◆ **Task instructions**:
Copy each line that contains the word "equipment".

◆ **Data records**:

◆ ◆ ◆ ◆ ◆ ◆ ◆

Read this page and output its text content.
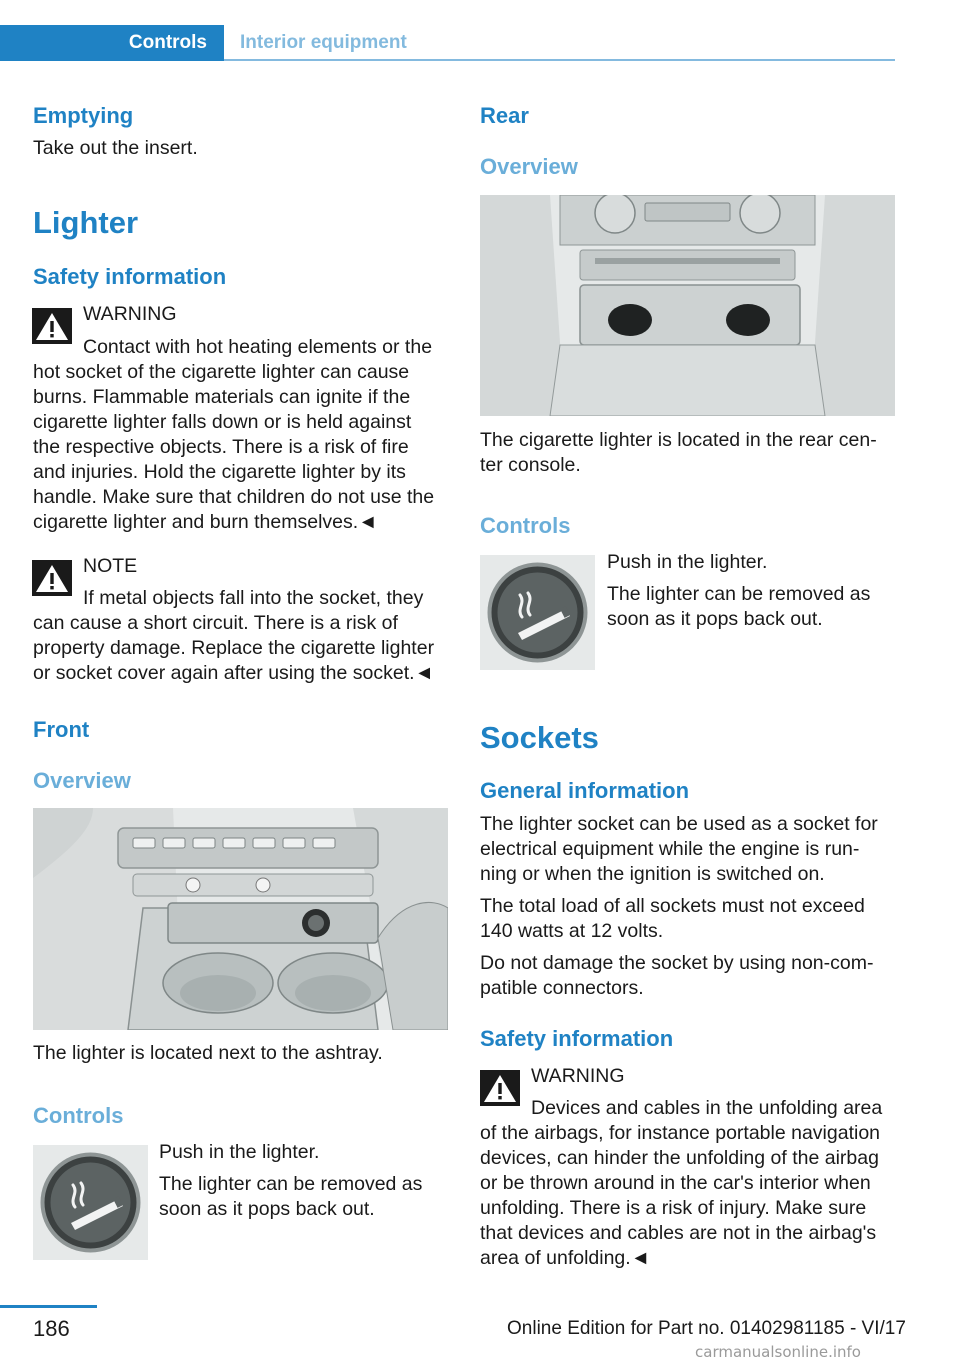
Controls	Interior equipment
Emptying
Take out the insert.
Lighter
Safety information
WARNING
Contact with hot heating elements or the
hot socket of the cigarette lighter can cause
burns. Flammable materials can ignite if the
cigarette lighter falls down or is held against
the respective objects. There is a risk of fire
and injuries. Hold the cigarette lighter by its
handle. Make sure that children do not use the
cigarette lighter and burn themselves.◄
NOTE
If metal objects fall into the socket, they
can cause a short circuit. There is a risk of
property damage. Replace the cigarette lighter
or socket cover again after using the socket.◄
Front
Overview
The lighter is located next to the ashtray.
Controls
Push in the lighter.
The lighter can be removed as
soon as it pops back out.
Rear
Overview
The cigarette lighter is located in the rear cen‐
ter console.
Controls
Push in the lighter.
The lighter can be removed as
soon as it pops back out.
Sockets
General information
The lighter socket can be used as a socket for
electrical equipment while the engine is run‐
ning or when the ignition is switched on.
The total load of all sockets must not exceed
140 watts at 12 volts.
Do not damage the socket by using non-com‐
patible connectors.
Safety information
WARNING
Devices and cables in the unfolding area
of the airbags, for instance portable navigation
devices, can hinder the unfolding of the airbag
or be thrown around in the car's interior when
unfolding. There is a risk of injury. Make sure
that devices and cables are not in the airbag's
area of unfolding.◄
186	Online Edition for Part no. 01402981185 - VI/17
carmanualsonline.info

◆ ◆ ◆ ◆ ◆ ◆ ◆

◆ **Completed exercise**:
Controls	Interior equipment
electrical equipment while the engine is run‐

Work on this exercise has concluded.